**Problem requirements:** Copy each line where the word "Garden" occurs.

**Provided material:**
········
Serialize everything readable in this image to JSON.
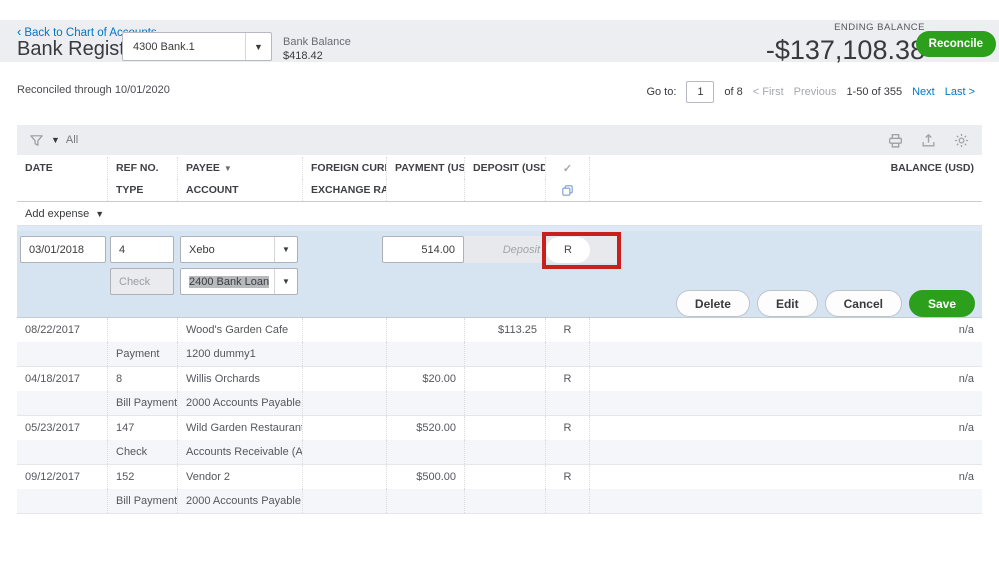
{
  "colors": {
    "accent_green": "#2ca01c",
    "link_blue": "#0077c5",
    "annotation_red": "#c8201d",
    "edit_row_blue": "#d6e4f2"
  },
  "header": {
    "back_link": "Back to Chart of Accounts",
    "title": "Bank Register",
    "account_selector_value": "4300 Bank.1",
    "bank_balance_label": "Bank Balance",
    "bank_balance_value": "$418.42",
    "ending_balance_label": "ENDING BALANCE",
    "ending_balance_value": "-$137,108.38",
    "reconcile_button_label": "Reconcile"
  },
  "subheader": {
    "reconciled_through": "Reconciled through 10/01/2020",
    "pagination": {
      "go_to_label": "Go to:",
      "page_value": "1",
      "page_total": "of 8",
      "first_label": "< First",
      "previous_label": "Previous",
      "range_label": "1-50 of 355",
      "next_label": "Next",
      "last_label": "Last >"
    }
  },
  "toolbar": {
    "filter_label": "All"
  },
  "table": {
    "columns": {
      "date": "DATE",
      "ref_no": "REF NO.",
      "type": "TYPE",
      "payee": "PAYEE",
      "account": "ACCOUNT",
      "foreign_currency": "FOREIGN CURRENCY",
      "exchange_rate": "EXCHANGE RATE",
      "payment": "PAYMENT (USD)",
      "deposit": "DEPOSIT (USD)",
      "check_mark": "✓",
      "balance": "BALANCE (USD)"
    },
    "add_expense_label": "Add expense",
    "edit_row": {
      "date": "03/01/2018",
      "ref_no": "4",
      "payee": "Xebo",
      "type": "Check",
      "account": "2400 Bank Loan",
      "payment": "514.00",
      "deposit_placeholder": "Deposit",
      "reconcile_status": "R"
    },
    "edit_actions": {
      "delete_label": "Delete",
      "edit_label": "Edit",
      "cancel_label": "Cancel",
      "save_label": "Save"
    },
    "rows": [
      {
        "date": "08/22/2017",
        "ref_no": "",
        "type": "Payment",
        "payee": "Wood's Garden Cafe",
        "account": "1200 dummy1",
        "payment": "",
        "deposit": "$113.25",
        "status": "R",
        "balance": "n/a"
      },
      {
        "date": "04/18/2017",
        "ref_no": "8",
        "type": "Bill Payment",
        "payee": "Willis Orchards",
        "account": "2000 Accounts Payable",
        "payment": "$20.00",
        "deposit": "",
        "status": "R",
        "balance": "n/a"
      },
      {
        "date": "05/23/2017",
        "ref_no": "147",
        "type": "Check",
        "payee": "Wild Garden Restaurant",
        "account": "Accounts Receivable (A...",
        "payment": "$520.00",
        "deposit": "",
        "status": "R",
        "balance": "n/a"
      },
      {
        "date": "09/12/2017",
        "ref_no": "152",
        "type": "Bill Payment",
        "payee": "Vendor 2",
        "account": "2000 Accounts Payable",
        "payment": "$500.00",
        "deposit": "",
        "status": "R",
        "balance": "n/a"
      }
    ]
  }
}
········
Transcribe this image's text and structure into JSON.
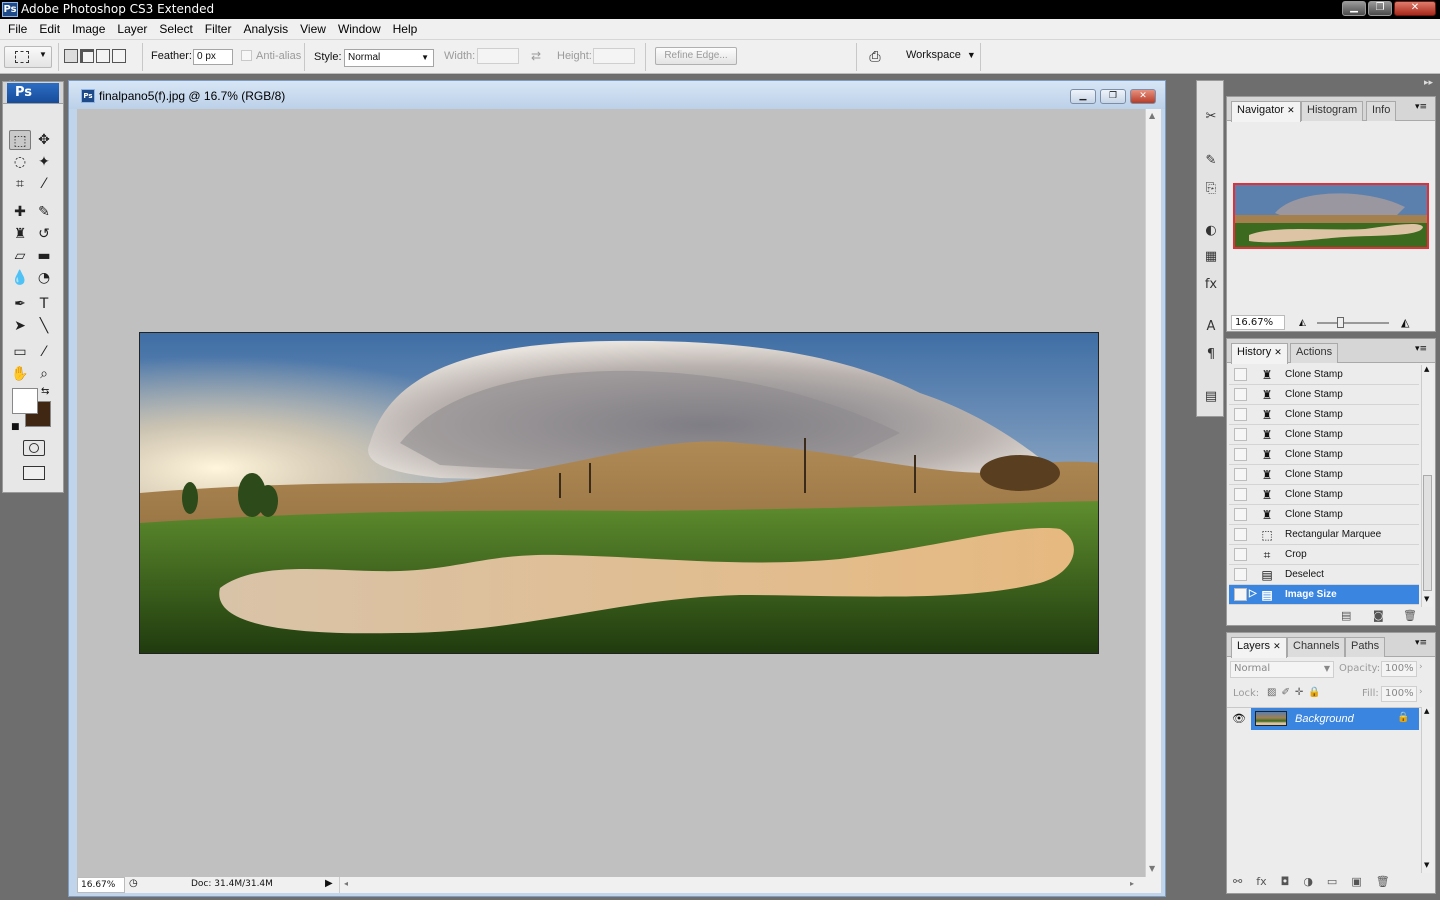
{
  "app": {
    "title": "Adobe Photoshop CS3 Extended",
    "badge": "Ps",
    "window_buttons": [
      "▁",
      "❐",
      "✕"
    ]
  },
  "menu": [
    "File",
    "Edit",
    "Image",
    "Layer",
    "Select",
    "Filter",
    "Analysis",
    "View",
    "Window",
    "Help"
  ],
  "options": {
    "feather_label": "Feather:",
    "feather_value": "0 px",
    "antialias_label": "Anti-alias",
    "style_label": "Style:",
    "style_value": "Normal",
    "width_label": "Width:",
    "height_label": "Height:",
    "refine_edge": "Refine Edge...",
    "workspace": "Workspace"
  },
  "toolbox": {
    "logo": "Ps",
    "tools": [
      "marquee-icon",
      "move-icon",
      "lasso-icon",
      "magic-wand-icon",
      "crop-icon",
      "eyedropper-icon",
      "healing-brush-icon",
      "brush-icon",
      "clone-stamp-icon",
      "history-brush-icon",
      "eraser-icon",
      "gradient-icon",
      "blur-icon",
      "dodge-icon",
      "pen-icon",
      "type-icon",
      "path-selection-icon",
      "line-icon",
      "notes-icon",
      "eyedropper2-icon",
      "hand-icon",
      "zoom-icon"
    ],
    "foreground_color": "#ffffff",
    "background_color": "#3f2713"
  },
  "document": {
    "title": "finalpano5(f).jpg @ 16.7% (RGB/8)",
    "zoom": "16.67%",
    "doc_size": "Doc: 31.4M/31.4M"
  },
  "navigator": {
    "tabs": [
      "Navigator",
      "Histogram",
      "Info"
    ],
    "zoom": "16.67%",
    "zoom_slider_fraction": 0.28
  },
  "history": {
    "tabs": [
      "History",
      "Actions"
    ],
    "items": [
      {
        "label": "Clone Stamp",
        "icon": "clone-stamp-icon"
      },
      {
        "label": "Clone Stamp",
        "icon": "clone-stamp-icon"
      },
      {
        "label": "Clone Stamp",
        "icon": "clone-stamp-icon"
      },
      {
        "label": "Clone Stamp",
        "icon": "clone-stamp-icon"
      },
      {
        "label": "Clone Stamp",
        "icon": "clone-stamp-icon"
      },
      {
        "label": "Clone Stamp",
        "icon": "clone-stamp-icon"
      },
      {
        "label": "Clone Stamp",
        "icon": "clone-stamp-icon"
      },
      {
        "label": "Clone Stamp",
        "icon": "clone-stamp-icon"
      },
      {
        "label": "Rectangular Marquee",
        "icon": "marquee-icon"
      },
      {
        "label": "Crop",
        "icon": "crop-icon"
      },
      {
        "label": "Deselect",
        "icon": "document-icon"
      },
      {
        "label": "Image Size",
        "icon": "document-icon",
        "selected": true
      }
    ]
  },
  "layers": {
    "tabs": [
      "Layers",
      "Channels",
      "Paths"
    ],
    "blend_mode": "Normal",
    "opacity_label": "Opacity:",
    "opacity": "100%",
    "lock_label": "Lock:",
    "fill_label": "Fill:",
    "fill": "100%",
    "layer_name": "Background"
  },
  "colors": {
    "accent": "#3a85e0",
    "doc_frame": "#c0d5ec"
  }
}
········
**Task result:**
        "payee": "Wood's Garden Cafe",
        "payee": "Wild Garden Restaurant",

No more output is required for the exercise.